Scan the following material for the string "content" and copy each line in which it appears.

# START OF AVAILABLE RECORDS

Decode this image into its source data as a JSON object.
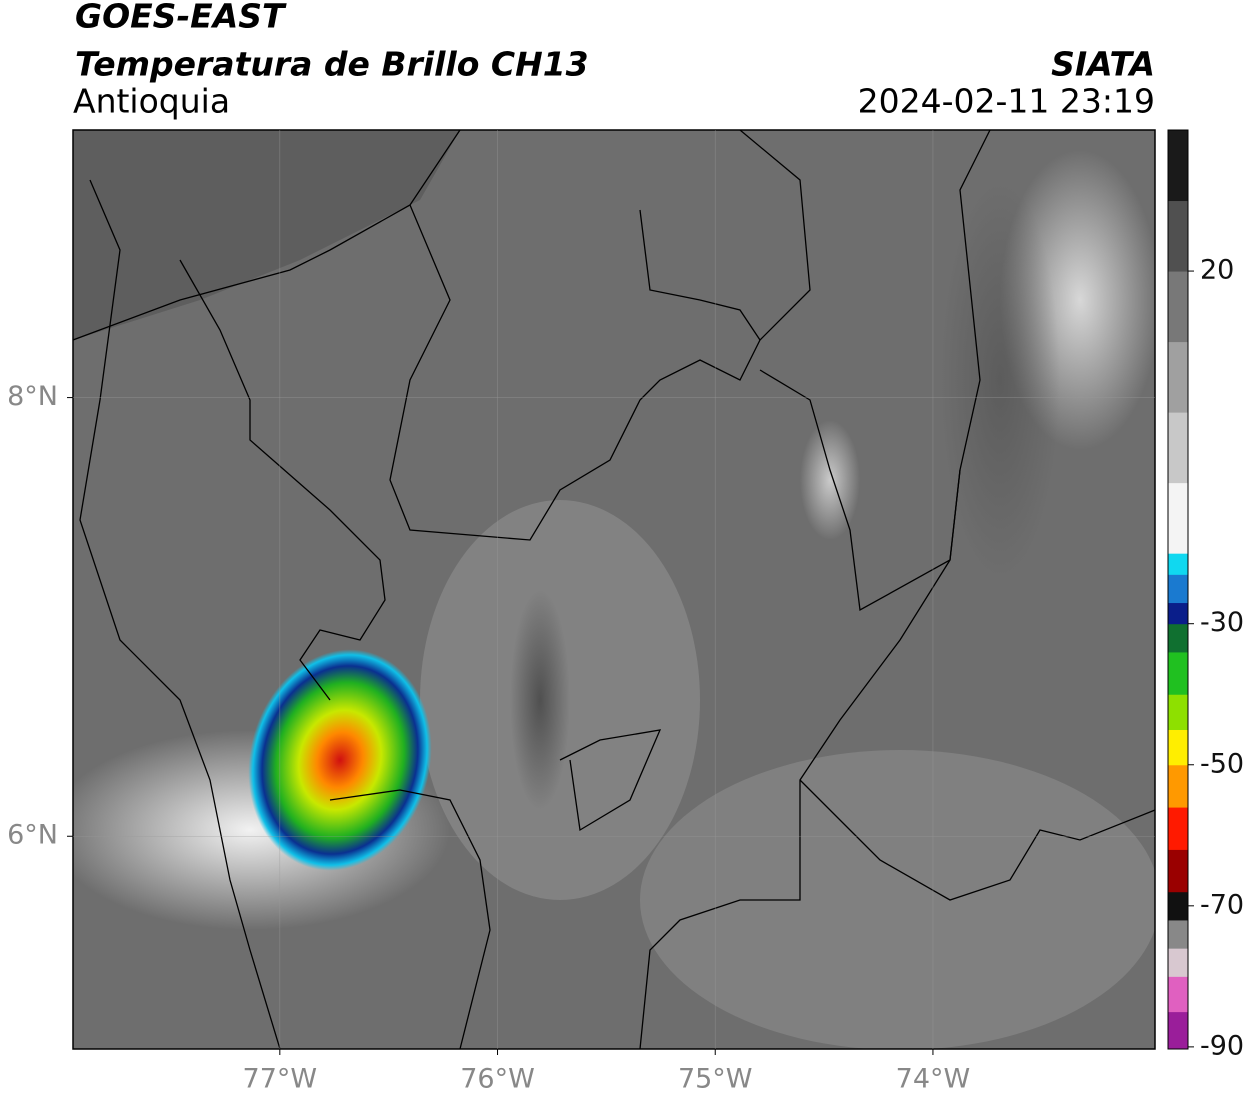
{
  "header": {
    "satellite": "GOES-EAST",
    "product": "Temperatura de Brillo CH13",
    "region": "Antioquia",
    "agency": "SIATA",
    "timestamp": "2024-02-11 23:19"
  },
  "map": {
    "xlim": [
      -77.95,
      -72.98
    ],
    "ylim": [
      5.03,
      9.22
    ],
    "xticks": [
      {
        "value": -77,
        "label": "77°W"
      },
      {
        "value": -76,
        "label": "76°W"
      },
      {
        "value": -75,
        "label": "75°W"
      },
      {
        "value": -74,
        "label": "74°W"
      }
    ],
    "yticks": [
      {
        "value": 6,
        "label": "6°N"
      },
      {
        "value": 8,
        "label": "8°N"
      }
    ]
  },
  "colorbar": {
    "clim": [
      -90.3,
      40
    ],
    "ticks": [
      20,
      -30,
      -50,
      -70,
      -90
    ],
    "bands": [
      {
        "from": -90.3,
        "to": -85,
        "color": "#9a1e9a"
      },
      {
        "from": -85,
        "to": -80,
        "color": "#e060c0"
      },
      {
        "from": -80,
        "to": -76,
        "color": "#d8c8d0"
      },
      {
        "from": -76,
        "to": -72,
        "color": "#888888"
      },
      {
        "from": -72,
        "to": -68,
        "color": "#111111"
      },
      {
        "from": -68,
        "to": -62,
        "color": "#9a0000"
      },
      {
        "from": -62,
        "to": -56,
        "color": "#ff1a00"
      },
      {
        "from": -56,
        "to": -50,
        "color": "#ff9900"
      },
      {
        "from": -50,
        "to": -45,
        "color": "#ffee00"
      },
      {
        "from": -45,
        "to": -40,
        "color": "#8ee000"
      },
      {
        "from": -40,
        "to": -34,
        "color": "#20c020"
      },
      {
        "from": -34,
        "to": -30,
        "color": "#107030"
      },
      {
        "from": -30,
        "to": -27,
        "color": "#0a1e8a"
      },
      {
        "from": -27,
        "to": -23,
        "color": "#1a7ad0"
      },
      {
        "from": -23,
        "to": -20,
        "color": "#10d8f0"
      },
      {
        "from": -20,
        "to": -10,
        "color": "#f4f4f4"
      },
      {
        "from": -10,
        "to": 0,
        "color": "#c8c8c8"
      },
      {
        "from": 0,
        "to": 10,
        "color": "#a0a0a0"
      },
      {
        "from": 10,
        "to": 20,
        "color": "#787878"
      },
      {
        "from": 20,
        "to": 30,
        "color": "#505050"
      },
      {
        "from": 30,
        "to": 40,
        "color": "#1a1a1a"
      }
    ]
  }
}
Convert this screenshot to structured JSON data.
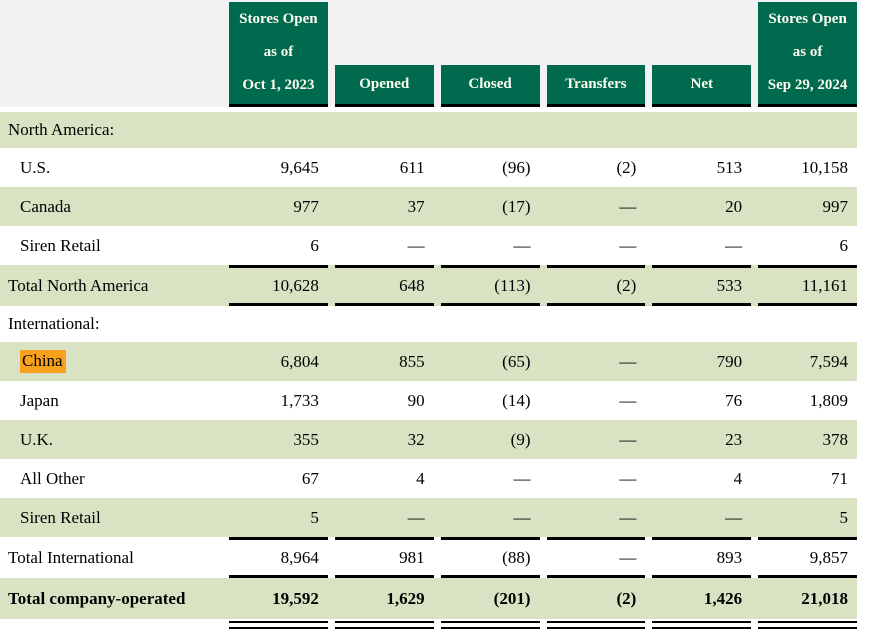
{
  "colors": {
    "header_green": "#006a4e",
    "header_text": "#fffdf0",
    "row_green": "#d9e3c3",
    "header_band_gray": "#f2f2f2",
    "highlight_orange": "#f7a11d",
    "rule_black": "#000000"
  },
  "table": {
    "columns": [
      {
        "id": "row-label-spacer",
        "lines": [],
        "tall": false
      },
      {
        "id": "stores-open-oct-1-2023",
        "lines": [
          "Stores Open",
          "as of",
          "Oct 1, 2023"
        ],
        "tall": true
      },
      {
        "id": "opened",
        "lines": [
          "Opened"
        ],
        "tall": false
      },
      {
        "id": "closed",
        "lines": [
          "Closed"
        ],
        "tall": false
      },
      {
        "id": "transfers",
        "lines": [
          "Transfers"
        ],
        "tall": false
      },
      {
        "id": "net",
        "lines": [
          "Net"
        ],
        "tall": false
      },
      {
        "id": "stores-open-sep-29-2024",
        "lines": [
          "Stores Open",
          "as of",
          "Sep 29, 2024"
        ],
        "tall": true
      }
    ],
    "rows": [
      {
        "label": "North America:",
        "kind": "section",
        "indent": 0,
        "bg": "green",
        "values": [
          "",
          "",
          "",
          "",
          "",
          ""
        ]
      },
      {
        "label": "U.S.",
        "kind": "data",
        "indent": 1,
        "bg": "white",
        "values": [
          "9,645",
          "611",
          "(96)",
          "(2)",
          "513",
          "10,158"
        ]
      },
      {
        "label": "Canada",
        "kind": "data",
        "indent": 1,
        "bg": "green",
        "values": [
          "977",
          "37",
          "(17)",
          "—",
          "20",
          "997"
        ]
      },
      {
        "label": "Siren Retail",
        "kind": "data",
        "indent": 1,
        "bg": "white",
        "values": [
          "6",
          "—",
          "—",
          "—",
          "—",
          "6"
        ]
      },
      {
        "label": "Total North America",
        "kind": "total",
        "indent": 0,
        "bg": "green",
        "rule_top": true,
        "rule_bottom": true,
        "values": [
          "10,628",
          "648",
          "(113)",
          "(2)",
          "533",
          "11,161"
        ]
      },
      {
        "label": "International:",
        "kind": "section",
        "indent": 0,
        "bg": "white",
        "values": [
          "",
          "",
          "",
          "",
          "",
          ""
        ]
      },
      {
        "label": "China",
        "kind": "data",
        "indent": 1,
        "bg": "green",
        "highlight": true,
        "values": [
          "6,804",
          "855",
          "(65)",
          "—",
          "790",
          "7,594"
        ]
      },
      {
        "label": "Japan",
        "kind": "data",
        "indent": 1,
        "bg": "white",
        "values": [
          "1,733",
          "90",
          "(14)",
          "—",
          "76",
          "1,809"
        ]
      },
      {
        "label": "U.K.",
        "kind": "data",
        "indent": 1,
        "bg": "green",
        "values": [
          "355",
          "32",
          "(9)",
          "—",
          "23",
          "378"
        ]
      },
      {
        "label": "All Other",
        "kind": "data",
        "indent": 1,
        "bg": "white",
        "values": [
          "67",
          "4",
          "—",
          "—",
          "4",
          "71"
        ]
      },
      {
        "label": "Siren Retail",
        "kind": "data",
        "indent": 1,
        "bg": "green",
        "values": [
          "5",
          "—",
          "—",
          "—",
          "—",
          "5"
        ]
      },
      {
        "label": "Total International",
        "kind": "total",
        "indent": 0,
        "bg": "white",
        "rule_top": true,
        "rule_bottom": true,
        "values": [
          "8,964",
          "981",
          "(88)",
          "—",
          "893",
          "9,857"
        ]
      },
      {
        "label": "Total company-operated",
        "kind": "total",
        "indent": 0,
        "bg": "green",
        "bold": true,
        "double_underline": true,
        "values": [
          "19,592",
          "1,629",
          "(201)",
          "(2)",
          "1,426",
          "21,018"
        ]
      }
    ]
  }
}
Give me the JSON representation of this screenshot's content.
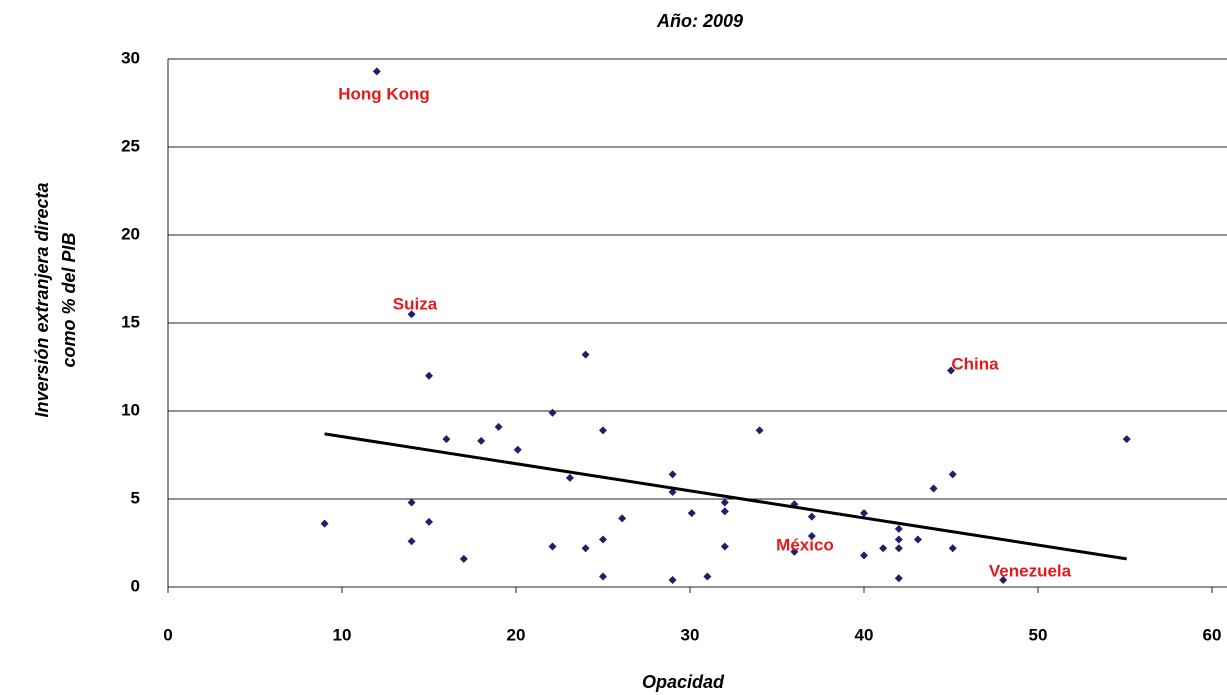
{
  "chart_data": {
    "type": "scatter",
    "title": "Año: 2009",
    "x_label": "Opacidad",
    "y_label": [
      "Inversión extranjera directa",
      "como % del PIB"
    ],
    "color": "#1f1f6b",
    "x": [
      12.0,
      14.0,
      15.0,
      24.0,
      45.0,
      22.1,
      19.0,
      16.0,
      18.0,
      20.1,
      25.0,
      34.0,
      55.1,
      23.1,
      29.0,
      29.0,
      45.1,
      44.0,
      9.0,
      14.0,
      14.0,
      15.0,
      17.0,
      22.1,
      24.0,
      25.0,
      25.0,
      26.1,
      29.0,
      30.1,
      31.0,
      32.0,
      32.0,
      32.0,
      36.0,
      36.0,
      37.0,
      37.0,
      40.0,
      40.0,
      41.1,
      42.0,
      42.0,
      42.0,
      42.0,
      43.1,
      45.1,
      48.0
    ],
    "y": [
      29.3,
      15.5,
      12.0,
      13.2,
      12.3,
      9.9,
      9.1,
      8.4,
      8.3,
      7.8,
      8.9,
      8.9,
      8.4,
      6.2,
      6.4,
      5.4,
      6.4,
      5.6,
      3.6,
      4.8,
      2.6,
      3.7,
      1.6,
      2.3,
      2.2,
      2.7,
      0.6,
      3.9,
      0.4,
      4.2,
      0.6,
      4.8,
      4.3,
      2.3,
      4.7,
      2.0,
      4.0,
      2.9,
      4.2,
      1.8,
      2.2,
      3.3,
      2.7,
      2.2,
      0.5,
      2.7,
      2.2,
      0.4
    ],
    "trendline": {
      "color": "#000000",
      "x": [
        9.0,
        55.1
      ],
      "y": [
        8.7,
        1.6
      ]
    },
    "annotations": [
      "Hong Kong",
      "Suiza",
      "China",
      "México",
      "Venezuela"
    ],
    "annotation_color": "#e8191a",
    "xlim": [
      0,
      60
    ],
    "xticks": [
      0,
      10,
      20,
      30,
      40,
      50,
      60
    ],
    "ylim": [
      0,
      30
    ],
    "yticks": [
      0,
      5,
      10,
      15,
      20,
      25,
      30
    ],
    "grid": true
  }
}
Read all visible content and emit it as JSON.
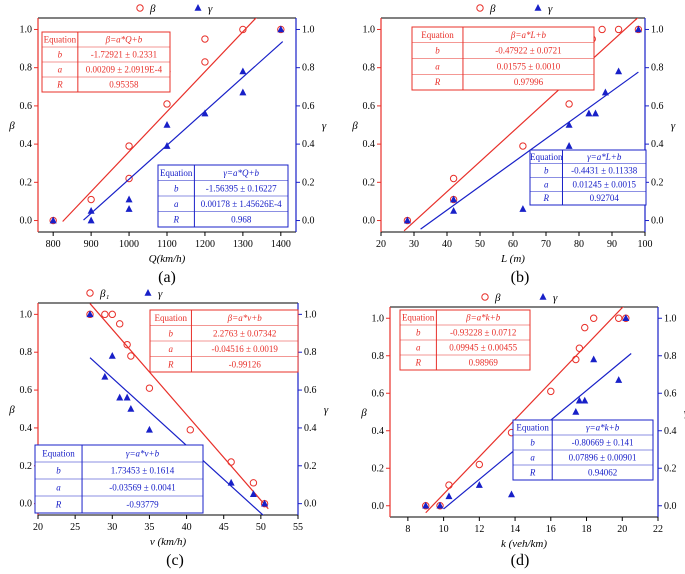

# END OF AVAILABLE RECORDS

TASK ANSWER =
Give me the JSON representation of this screenshot's content.
Read all visible content and emit it as JSON.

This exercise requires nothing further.